→ **Exercise requirements**
Your task is to give the data again, exactly, with every line intact.
>> Start Dataset entries
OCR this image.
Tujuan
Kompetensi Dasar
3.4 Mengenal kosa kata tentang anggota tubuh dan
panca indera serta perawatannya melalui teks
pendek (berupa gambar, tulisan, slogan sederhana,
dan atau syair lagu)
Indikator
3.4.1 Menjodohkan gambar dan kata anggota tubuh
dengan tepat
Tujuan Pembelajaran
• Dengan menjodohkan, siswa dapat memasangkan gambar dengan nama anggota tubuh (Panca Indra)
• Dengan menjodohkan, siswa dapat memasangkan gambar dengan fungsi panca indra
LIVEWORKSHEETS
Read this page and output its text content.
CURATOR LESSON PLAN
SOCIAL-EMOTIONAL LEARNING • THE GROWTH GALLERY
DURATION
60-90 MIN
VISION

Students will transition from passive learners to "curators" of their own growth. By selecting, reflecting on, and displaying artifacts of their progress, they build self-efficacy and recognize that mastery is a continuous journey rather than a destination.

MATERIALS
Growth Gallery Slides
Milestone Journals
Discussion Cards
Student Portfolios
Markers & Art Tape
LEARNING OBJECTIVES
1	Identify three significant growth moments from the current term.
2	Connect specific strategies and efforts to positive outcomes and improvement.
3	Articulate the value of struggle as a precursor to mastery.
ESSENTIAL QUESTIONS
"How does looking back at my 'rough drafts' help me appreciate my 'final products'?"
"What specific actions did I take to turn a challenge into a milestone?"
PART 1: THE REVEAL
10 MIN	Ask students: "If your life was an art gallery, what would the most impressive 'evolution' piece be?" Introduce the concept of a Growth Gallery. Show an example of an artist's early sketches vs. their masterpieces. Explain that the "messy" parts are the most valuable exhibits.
>> End Dataset entries
→ **The reply**
OCR this image.
Tujuan
Kompetensi Dasar
3.4 Mengenal kosa kata tentang anggota tubuh dan
panca indera serta perawatannya melalui teks
pendek (berupa gambar, tulisan, slogan sederhana,
dan atau syair lagu)
Indikator
3.4.1 Menjodohkan gambar dan kata anggota tubuh
dengan tepat
Tujuan Pembelajaran
• Dengan menjodohkan, siswa dapat memasangkan gambar dengan nama anggota tubuh (Panca Indra)
• Dengan menjodohkan, siswa dapat memasangkan gambar dengan fungsi panca indra
LIVEWORKSHEETS
Read this page and output its text content.
CURATOR LESSON PLAN
SOCIAL-EMOTIONAL LEARNING • THE GROWTH GALLERY
DURATION
60-90 MIN
VISION

Students will transition from passive learners to "curators" of their own growth. By selecting, reflecting on, and displaying artifacts of their progress, they build self-efficacy and recognize that mastery is a continuous journey rather than a destination.

MATERIALS
Growth Gallery Slides
Milestone Journals
Discussion Cards
Student Portfolios
Markers & Art Tape
LEARNING OBJECTIVES
1	Identify three significant growth moments from the current term.
2	Connect specific strategies and efforts to positive outcomes and improvement.
3	Articulate the value of struggle as a precursor to mastery.
ESSENTIAL QUESTIONS
"How does looking back at my 'rough drafts' help me appreciate my 'final products'?"
"What specific actions did I take to turn a challenge into a milestone?"
PART 1: THE REVEAL
10 MIN	Ask students: "If your life was an art gallery, what would the most impressive 'evolution' piece be?" Introduce the concept of a Growth Gallery. Show an example of an artist's early sketches vs. their masterpieces. Explain that the "messy" parts are the most valuable exhibits.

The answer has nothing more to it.